YOUR GOAL:
Note how many lines include the word "условия", and give that number by itself.

Collected data
┄┄┄┄┄┄
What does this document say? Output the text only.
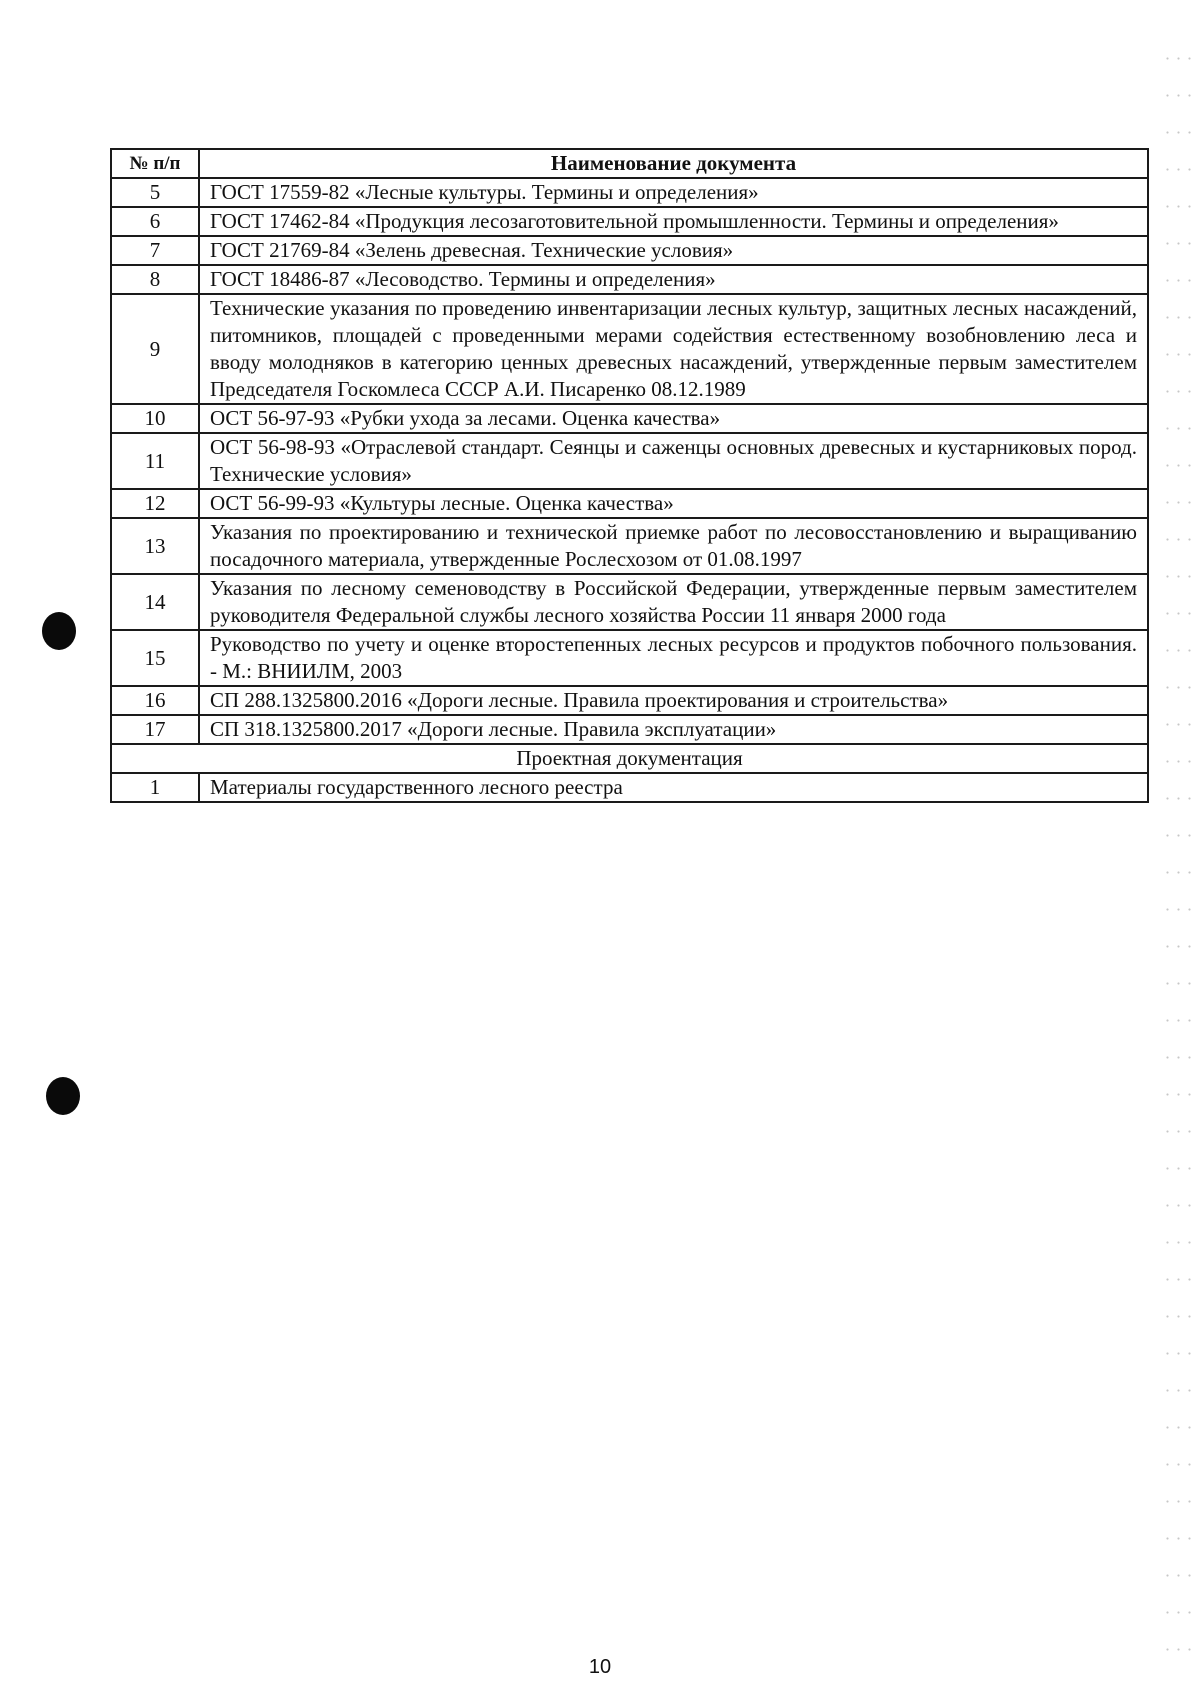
№ п/п	Наименование документа
5	ГОСТ 17559-82 «Лесные культуры. Термины и определения»
6	ГОСТ 17462-84 «Продукция лесозаготовительной промышленности. Термины и определения»
7	ГОСТ 21769-84 «Зелень древесная. Технические условия»
8	ГОСТ 18486-87 «Лесоводство. Термины и определения»
9	Технические указания по проведению инвентаризации лесных культур, защитных лесных насаждений, питомников, площадей с проведенными мерами содействия естественному возобновлению леса и вводу молодняков в категорию ценных древесных насаждений, утвержденные первым заместителем Председателя Госкомлеса СССР А.И. Писаренко 08.12.1989
10	ОСТ 56-97-93 «Рубки ухода за лесами. Оценка качества»
11	ОСТ 56-98-93 «Отраслевой стандарт. Сеянцы и саженцы основных древесных и кустарниковых пород. Технические условия»
12	ОСТ 56-99-93 «Культуры лесные. Оценка качества»
13	Указания по проектированию и технической приемке работ по лесовосстановлению и выращиванию посадочного материала, утвержденные Рослесхозом от 01.08.1997
14	Указания по лесному семеноводству в Российской Федерации, утвержденные первым заместителем руководителя Федеральной службы лесного хозяйства России 11 января 2000 года
15	Руководство по учету и оценке второстепенных лесных ресурсов и продуктов побочного пользования. - М.: ВНИИЛМ, 2003
16	СП 288.1325800.2016 «Дороги лесные. Правила проектирования и строительства»
17	СП 318.1325800.2017 «Дороги лесные. Правила эксплуатации»
Проектная документация	
1	Материалы государственного лесного реестра
10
┄┄┄┄┄┄
WORKED ANSWER:
2